((

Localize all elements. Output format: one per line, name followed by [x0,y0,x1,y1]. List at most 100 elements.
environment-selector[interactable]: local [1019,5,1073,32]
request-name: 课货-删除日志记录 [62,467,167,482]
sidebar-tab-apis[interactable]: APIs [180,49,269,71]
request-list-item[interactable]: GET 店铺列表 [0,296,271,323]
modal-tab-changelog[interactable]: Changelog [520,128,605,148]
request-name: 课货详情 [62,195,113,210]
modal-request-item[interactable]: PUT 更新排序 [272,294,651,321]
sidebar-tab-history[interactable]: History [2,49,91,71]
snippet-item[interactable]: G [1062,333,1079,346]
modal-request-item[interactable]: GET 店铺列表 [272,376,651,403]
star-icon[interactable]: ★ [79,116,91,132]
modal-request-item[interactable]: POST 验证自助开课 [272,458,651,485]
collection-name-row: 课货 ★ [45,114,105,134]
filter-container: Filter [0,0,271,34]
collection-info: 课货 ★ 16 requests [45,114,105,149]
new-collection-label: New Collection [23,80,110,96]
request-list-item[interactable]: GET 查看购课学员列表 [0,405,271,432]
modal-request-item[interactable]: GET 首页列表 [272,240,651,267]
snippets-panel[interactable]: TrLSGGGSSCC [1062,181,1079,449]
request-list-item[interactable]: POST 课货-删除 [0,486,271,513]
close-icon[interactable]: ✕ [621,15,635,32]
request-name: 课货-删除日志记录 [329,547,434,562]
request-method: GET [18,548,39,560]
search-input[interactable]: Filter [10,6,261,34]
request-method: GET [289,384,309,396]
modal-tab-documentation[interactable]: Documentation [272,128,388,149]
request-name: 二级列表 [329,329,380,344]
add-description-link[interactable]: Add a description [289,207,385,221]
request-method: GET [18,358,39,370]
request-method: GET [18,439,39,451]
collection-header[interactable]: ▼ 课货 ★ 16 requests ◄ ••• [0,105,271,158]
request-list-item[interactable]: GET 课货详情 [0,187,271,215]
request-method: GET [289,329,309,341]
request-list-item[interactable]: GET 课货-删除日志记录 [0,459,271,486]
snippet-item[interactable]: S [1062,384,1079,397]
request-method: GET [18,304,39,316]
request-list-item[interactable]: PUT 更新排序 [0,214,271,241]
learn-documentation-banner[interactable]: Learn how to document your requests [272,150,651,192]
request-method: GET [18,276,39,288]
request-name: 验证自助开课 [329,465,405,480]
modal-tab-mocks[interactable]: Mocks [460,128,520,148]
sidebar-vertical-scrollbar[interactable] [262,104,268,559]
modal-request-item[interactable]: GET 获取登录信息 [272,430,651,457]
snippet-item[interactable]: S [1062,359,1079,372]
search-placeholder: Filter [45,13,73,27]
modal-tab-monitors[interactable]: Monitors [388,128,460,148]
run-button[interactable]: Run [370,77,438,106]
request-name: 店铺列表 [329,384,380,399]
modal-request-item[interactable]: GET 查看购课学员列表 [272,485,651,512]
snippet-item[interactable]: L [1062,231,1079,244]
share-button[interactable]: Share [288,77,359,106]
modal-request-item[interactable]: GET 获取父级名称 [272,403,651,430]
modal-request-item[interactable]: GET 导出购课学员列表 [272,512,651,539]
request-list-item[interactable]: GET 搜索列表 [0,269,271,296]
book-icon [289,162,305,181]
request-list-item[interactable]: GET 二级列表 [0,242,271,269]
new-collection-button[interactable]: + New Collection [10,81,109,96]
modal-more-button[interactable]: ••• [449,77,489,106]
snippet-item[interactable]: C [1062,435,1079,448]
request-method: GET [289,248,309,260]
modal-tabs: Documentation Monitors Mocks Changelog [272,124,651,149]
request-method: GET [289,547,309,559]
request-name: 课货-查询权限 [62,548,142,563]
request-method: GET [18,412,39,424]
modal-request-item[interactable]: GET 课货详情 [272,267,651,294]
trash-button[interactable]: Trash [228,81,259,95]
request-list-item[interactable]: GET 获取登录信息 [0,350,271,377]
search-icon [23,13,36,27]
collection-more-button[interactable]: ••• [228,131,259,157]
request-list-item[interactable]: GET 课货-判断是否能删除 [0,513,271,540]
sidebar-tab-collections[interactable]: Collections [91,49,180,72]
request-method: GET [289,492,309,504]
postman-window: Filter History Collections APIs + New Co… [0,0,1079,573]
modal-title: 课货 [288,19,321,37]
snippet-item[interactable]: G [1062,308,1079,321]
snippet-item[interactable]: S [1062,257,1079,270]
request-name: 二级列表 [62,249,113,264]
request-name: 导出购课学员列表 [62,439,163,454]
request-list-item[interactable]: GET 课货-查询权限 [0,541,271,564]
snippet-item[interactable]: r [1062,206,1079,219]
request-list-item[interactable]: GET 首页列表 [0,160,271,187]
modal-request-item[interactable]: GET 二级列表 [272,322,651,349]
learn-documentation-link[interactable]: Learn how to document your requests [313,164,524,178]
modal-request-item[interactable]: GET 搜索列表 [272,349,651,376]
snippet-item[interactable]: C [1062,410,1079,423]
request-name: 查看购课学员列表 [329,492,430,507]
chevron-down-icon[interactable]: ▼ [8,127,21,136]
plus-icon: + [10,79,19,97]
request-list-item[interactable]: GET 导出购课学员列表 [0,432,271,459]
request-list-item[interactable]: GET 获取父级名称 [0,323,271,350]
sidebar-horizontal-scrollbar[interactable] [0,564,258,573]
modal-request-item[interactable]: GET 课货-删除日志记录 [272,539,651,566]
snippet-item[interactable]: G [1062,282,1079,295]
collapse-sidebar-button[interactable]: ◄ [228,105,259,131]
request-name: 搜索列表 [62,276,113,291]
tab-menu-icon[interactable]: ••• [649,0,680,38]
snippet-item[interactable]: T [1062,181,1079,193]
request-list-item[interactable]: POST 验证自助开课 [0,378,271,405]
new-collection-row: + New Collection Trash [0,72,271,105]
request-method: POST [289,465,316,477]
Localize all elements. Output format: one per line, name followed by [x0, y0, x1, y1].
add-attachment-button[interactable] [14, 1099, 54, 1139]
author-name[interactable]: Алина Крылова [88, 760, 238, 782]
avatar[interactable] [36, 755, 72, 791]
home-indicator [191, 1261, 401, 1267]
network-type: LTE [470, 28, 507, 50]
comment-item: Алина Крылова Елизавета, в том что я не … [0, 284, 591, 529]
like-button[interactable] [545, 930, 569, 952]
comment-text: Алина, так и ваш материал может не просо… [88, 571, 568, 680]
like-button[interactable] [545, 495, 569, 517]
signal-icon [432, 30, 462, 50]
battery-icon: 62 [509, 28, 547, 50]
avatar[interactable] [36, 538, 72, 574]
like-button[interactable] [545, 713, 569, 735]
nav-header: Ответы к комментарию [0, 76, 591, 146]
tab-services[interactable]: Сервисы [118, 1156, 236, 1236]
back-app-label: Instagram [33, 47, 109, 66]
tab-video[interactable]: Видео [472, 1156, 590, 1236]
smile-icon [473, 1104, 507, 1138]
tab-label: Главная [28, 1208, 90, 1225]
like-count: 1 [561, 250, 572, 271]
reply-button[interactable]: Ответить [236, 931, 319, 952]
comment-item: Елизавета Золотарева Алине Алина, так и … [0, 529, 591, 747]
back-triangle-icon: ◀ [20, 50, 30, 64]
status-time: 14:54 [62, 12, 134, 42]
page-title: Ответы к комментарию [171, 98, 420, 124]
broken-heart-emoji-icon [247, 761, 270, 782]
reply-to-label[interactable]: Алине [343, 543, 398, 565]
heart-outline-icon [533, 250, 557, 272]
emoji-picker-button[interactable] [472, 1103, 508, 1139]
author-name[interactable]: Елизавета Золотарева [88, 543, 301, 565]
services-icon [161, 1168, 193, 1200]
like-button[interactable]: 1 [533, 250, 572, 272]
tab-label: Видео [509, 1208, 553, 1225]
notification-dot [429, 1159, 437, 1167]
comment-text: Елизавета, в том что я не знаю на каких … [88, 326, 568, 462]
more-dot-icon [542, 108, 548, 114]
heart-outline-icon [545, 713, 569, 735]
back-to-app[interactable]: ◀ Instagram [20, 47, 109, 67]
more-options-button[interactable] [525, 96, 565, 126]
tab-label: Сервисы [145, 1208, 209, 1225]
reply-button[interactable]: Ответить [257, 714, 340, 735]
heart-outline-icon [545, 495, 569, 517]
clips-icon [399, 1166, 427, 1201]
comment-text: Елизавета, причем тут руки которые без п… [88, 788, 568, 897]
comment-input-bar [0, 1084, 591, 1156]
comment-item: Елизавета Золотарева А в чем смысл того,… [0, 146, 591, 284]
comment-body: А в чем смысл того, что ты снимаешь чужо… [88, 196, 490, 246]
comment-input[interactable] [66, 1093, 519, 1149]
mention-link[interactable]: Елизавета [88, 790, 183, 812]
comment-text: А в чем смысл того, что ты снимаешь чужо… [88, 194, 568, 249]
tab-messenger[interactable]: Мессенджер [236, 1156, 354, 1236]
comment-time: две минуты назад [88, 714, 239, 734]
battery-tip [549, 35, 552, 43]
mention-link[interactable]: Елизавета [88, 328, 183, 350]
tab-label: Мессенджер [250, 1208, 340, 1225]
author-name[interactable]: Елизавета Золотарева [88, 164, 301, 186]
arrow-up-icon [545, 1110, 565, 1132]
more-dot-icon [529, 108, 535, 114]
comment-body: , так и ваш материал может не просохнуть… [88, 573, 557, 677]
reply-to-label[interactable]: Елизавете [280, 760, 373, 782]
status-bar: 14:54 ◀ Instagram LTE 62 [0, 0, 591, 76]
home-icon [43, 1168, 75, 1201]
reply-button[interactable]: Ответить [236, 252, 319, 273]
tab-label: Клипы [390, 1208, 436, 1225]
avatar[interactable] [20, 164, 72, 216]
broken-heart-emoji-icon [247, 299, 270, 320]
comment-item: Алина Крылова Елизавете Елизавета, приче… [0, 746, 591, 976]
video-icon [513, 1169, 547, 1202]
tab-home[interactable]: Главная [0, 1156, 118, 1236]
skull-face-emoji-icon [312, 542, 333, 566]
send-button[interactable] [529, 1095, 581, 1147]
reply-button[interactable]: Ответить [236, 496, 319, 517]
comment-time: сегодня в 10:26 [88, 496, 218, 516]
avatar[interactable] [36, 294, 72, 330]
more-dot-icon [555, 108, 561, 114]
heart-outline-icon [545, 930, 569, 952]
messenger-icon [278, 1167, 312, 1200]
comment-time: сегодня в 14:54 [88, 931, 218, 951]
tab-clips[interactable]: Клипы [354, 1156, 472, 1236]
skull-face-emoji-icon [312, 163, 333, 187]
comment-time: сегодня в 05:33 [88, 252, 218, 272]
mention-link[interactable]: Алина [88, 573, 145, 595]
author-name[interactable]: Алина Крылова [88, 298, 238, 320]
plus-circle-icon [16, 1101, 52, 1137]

))

--- DIRECTIONS FOR THIS TASK ---
Pick out each line in the records above that contains the word "Trash". Case counts.

--- THE RESULT ---
trash-button[interactable]: Trash [228,81,259,95]
new-collection-row: + New Collection Trash [0,72,271,105]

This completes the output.